**Stated task**
Copy out the listing in full, exactly as written, but not its pictures.

**Material for the task**
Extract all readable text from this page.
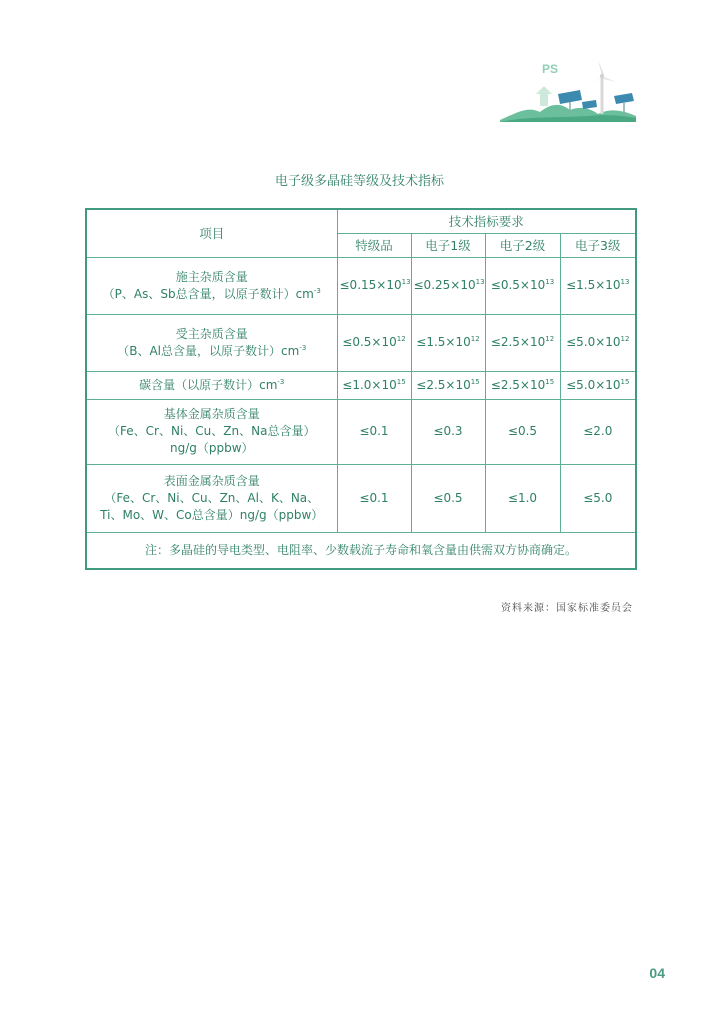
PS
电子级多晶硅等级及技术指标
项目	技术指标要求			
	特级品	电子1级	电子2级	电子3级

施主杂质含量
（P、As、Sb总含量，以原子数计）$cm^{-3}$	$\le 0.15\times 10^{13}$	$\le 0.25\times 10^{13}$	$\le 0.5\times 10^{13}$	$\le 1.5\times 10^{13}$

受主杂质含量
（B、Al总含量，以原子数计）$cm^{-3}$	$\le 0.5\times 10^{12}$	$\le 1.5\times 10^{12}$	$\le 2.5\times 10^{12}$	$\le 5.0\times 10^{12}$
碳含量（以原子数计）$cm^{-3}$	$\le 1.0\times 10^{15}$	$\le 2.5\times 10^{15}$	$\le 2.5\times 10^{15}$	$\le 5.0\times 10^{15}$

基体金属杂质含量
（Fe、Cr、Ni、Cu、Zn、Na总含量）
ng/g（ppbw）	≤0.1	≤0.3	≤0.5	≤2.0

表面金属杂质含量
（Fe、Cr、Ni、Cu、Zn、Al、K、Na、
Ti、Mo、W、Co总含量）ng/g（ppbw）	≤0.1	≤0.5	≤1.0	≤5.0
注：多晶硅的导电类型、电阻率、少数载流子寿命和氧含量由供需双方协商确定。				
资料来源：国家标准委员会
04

**Expected output**
Extract all readable text from this page.
PS
电子级多晶硅等级及技术指标
项目	技术指标要求			
	特级品	电子1级	电子2级	电子3级

施主杂质含量
（P、As、Sb总含量，以原子数计）$cm^{-3}$	$\le 0.15\times 10^{13}$	$\le 0.25\times 10^{13}$	$\le 0.5\times 10^{13}$	$\le 1.5\times 10^{13}$

受主杂质含量
（B、Al总含量，以原子数计）$cm^{-3}$	$\le 0.5\times 10^{12}$	$\le 1.5\times 10^{12}$	$\le 2.5\times 10^{12}$	$\le 5.0\times 10^{12}$
碳含量（以原子数计）$cm^{-3}$	$\le 1.0\times 10^{15}$	$\le 2.5\times 10^{15}$	$\le 2.5\times 10^{15}$	$\le 5.0\times 10^{15}$

基体金属杂质含量
（Fe、Cr、Ni、Cu、Zn、Na总含量）
ng/g（ppbw）	≤0.1	≤0.3	≤0.5	≤2.0

表面金属杂质含量
（Fe、Cr、Ni、Cu、Zn、Al、K、Na、
Ti、Mo、W、Co总含量）ng/g（ppbw）	≤0.1	≤0.5	≤1.0	≤5.0
注：多晶硅的导电类型、电阻率、少数载流子寿命和氧含量由供需双方协商确定。				
资料来源：国家标准委员会
04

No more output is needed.